───── Given data
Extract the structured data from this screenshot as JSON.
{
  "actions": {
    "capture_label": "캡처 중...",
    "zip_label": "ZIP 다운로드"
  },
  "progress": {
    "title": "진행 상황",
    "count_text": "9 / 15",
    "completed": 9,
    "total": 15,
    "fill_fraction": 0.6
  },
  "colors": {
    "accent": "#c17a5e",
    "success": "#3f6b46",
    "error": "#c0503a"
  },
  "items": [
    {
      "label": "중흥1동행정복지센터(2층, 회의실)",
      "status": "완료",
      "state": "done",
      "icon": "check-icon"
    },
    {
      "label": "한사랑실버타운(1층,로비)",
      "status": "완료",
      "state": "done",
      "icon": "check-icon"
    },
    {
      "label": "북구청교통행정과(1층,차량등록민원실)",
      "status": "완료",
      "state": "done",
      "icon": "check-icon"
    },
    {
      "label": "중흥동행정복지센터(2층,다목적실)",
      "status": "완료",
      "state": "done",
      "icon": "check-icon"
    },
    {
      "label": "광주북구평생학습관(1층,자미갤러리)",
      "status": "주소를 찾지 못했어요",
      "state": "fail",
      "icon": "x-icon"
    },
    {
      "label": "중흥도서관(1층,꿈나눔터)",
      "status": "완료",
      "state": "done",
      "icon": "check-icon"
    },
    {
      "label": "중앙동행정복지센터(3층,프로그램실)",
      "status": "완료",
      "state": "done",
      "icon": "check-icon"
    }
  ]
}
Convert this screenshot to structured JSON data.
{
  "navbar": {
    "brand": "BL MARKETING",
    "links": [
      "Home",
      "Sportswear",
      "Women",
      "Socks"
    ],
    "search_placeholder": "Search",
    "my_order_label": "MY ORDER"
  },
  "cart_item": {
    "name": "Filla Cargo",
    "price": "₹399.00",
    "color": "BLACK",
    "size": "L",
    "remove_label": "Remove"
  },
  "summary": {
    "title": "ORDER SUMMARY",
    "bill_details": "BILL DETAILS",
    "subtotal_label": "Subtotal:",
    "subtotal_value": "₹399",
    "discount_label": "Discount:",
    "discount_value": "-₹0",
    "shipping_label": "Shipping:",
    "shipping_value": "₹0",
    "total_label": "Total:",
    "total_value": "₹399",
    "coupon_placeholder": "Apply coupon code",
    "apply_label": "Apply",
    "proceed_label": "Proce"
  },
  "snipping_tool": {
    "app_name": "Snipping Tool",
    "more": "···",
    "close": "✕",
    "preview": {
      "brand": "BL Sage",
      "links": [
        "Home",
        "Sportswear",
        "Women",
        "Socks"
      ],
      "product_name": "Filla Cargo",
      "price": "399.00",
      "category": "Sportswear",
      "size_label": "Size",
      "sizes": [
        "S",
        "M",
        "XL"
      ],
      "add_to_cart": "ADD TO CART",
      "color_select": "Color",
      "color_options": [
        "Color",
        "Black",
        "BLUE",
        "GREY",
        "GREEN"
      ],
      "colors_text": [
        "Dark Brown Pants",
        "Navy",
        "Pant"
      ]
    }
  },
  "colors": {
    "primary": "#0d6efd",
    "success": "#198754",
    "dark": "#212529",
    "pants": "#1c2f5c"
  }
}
──────────
> _Exercise instructions_
Would you give again, word for word, every line from the one with "Convert this screenshot" through the final line of the listing above?

> _Reply_
Convert this screenshot to structured JSON data.
{
  "navbar": {
    "brand": "BL MARKETING",
    "links": [
      "Home",
      "Sportswear",
      "Women",
      "Socks"
    ],
    "search_placeholder": "Search",
    "my_order_label": "MY ORDER"
  },
  "cart_item": {
    "name": "Filla Cargo",
    "price": "₹399.00",
    "color": "BLACK",
    "size": "L",
    "remove_label": "Remove"
  },
  "summary": {
    "title": "ORDER SUMMARY",
    "bill_details": "BILL DETAILS",
    "subtotal_label": "Subtotal:",
    "subtotal_value": "₹399",
    "discount_label": "Discount:",
    "discount_value": "-₹0",
    "shipping_label": "Shipping:",
    "shipping_value": "₹0",
    "total_label": "Total:",
    "total_value": "₹399",
    "coupon_placeholder": "Apply coupon code",
    "apply_label": "Apply",
    "proceed_label": "Proce"
  },
  "snipping_tool": {
    "app_name": "Snipping Tool",
    "more": "···",
    "close": "✕",
    "preview": {
      "brand": "BL Sage",
      "links": [
        "Home",
        "Sportswear",
        "Women",
        "Socks"
      ],
      "product_name": "Filla Cargo",
      "price": "399.00",
      "category": "Sportswear",
      "size_label": "Size",
      "sizes": [
        "S",
        "M",
        "XL"
      ],
      "add_to_cart": "ADD TO CART",
      "color_select": "Color",
      "color_options": [
        "Color",
        "Black",
        "BLUE",
        "GREY",
        "GREEN"
      ],
      "colors_text": [
        "Dark Brown Pants",
        "Navy",
        "Pant"
      ]
    }
  },
  "colors": {
    "primary": "#0d6efd",
    "success": "#198754",
    "dark": "#212529",
    "pants": "#1c2f5c"
  }
}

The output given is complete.